• [AIM OF THE EXERCISE]: Leave every picture out and write out the records below exactly.

• [SUPPLIED DATA]:
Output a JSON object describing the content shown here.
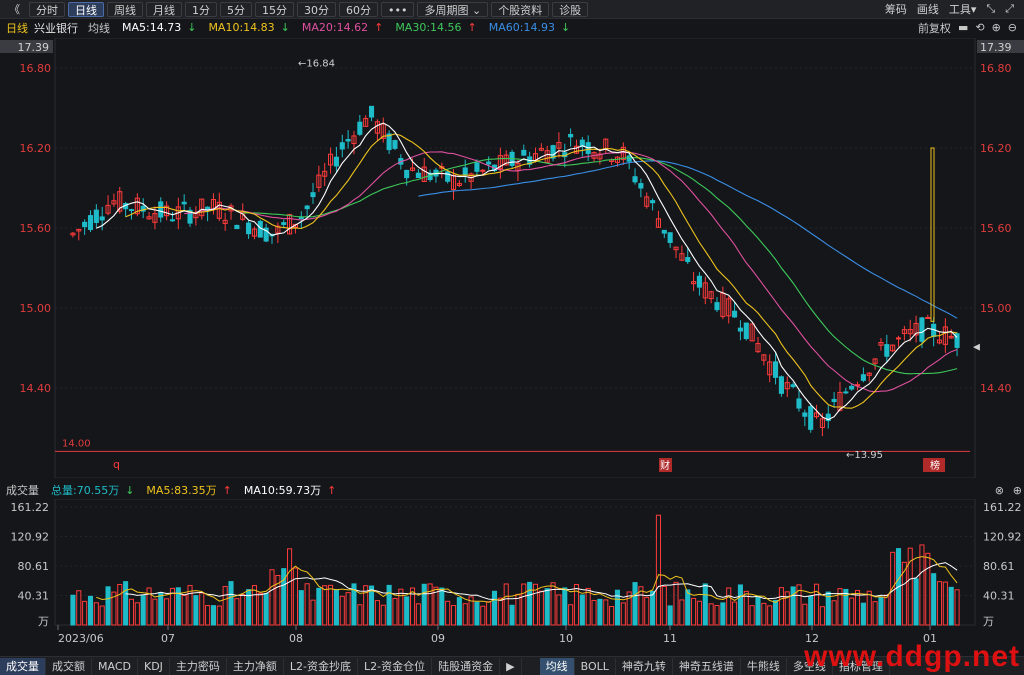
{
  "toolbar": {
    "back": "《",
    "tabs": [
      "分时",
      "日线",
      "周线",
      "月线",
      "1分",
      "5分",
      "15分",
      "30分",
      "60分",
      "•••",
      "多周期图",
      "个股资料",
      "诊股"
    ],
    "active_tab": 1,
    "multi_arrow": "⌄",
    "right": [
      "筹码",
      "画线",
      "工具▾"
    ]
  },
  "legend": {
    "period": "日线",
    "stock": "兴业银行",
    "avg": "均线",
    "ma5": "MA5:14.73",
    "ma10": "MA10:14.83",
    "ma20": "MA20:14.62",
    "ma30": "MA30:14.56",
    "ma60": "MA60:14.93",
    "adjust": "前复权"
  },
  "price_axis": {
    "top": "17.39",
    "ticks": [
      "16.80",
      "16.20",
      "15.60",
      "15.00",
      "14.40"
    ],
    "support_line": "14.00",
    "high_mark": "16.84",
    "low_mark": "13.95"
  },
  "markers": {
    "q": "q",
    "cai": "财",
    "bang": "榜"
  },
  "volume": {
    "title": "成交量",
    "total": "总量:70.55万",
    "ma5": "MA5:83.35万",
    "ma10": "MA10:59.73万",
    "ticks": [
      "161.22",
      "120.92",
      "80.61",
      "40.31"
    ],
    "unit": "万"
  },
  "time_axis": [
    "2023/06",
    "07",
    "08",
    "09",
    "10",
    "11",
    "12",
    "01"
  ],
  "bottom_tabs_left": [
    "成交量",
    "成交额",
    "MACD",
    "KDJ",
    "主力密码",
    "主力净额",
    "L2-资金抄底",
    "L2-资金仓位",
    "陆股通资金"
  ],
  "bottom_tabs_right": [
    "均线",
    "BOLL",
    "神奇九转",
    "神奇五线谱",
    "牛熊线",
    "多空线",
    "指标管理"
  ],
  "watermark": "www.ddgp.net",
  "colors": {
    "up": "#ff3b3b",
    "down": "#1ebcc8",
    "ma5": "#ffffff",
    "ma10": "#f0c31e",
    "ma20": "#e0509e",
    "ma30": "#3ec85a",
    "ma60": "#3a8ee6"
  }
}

• [FINISHED TASK]:
Output a JSON object describing the content shown here.
{
  "toolbar": {
    "back": "《",
    "tabs": [
      "分时",
      "日线",
      "周线",
      "月线",
      "1分",
      "5分",
      "15分",
      "30分",
      "60分",
      "•••",
      "多周期图",
      "个股资料",
      "诊股"
    ],
    "active_tab": 1,
    "multi_arrow": "⌄",
    "right": [
      "筹码",
      "画线",
      "工具▾"
    ]
  },
  "legend": {
    "period": "日线",
    "stock": "兴业银行",
    "avg": "均线",
    "ma5": "MA5:14.73",
    "ma10": "MA10:14.83",
    "ma20": "MA20:14.62",
    "ma30": "MA30:14.56",
    "ma60": "MA60:14.93",
    "adjust": "前复权"
  },
  "price_axis": {
    "top": "17.39",
    "ticks": [
      "16.80",
      "16.20",
      "15.60",
      "15.00",
      "14.40"
    ],
    "support_line": "14.00",
    "high_mark": "16.84",
    "low_mark": "13.95"
  },
  "markers": {
    "q": "q",
    "cai": "财",
    "bang": "榜"
  },
  "volume": {
    "title": "成交量",
    "total": "总量:70.55万",
    "ma5": "MA5:83.35万",
    "ma10": "MA10:59.73万",
    "ticks": [
      "161.22",
      "120.92",
      "80.61",
      "40.31"
    ],
    "unit": "万"
  },
  "time_axis": [
    "2023/06",
    "07",
    "08",
    "09",
    "10",
    "11",
    "12",
    "01"
  ],
  "bottom_tabs_left": [
    "成交量",
    "成交额",
    "MACD",
    "KDJ",
    "主力密码",
    "主力净额",
    "L2-资金抄底",
    "L2-资金仓位",
    "陆股通资金"
  ],
  "bottom_tabs_right": [
    "均线",
    "BOLL",
    "神奇九转",
    "神奇五线谱",
    "牛熊线",
    "多空线",
    "指标管理"
  ],
  "watermark": "www.ddgp.net",
  "colors": {
    "up": "#ff3b3b",
    "down": "#1ebcc8",
    "ma5": "#ffffff",
    "ma10": "#f0c31e",
    "ma20": "#e0509e",
    "ma30": "#3ec85a",
    "ma60": "#3a8ee6"
  }
}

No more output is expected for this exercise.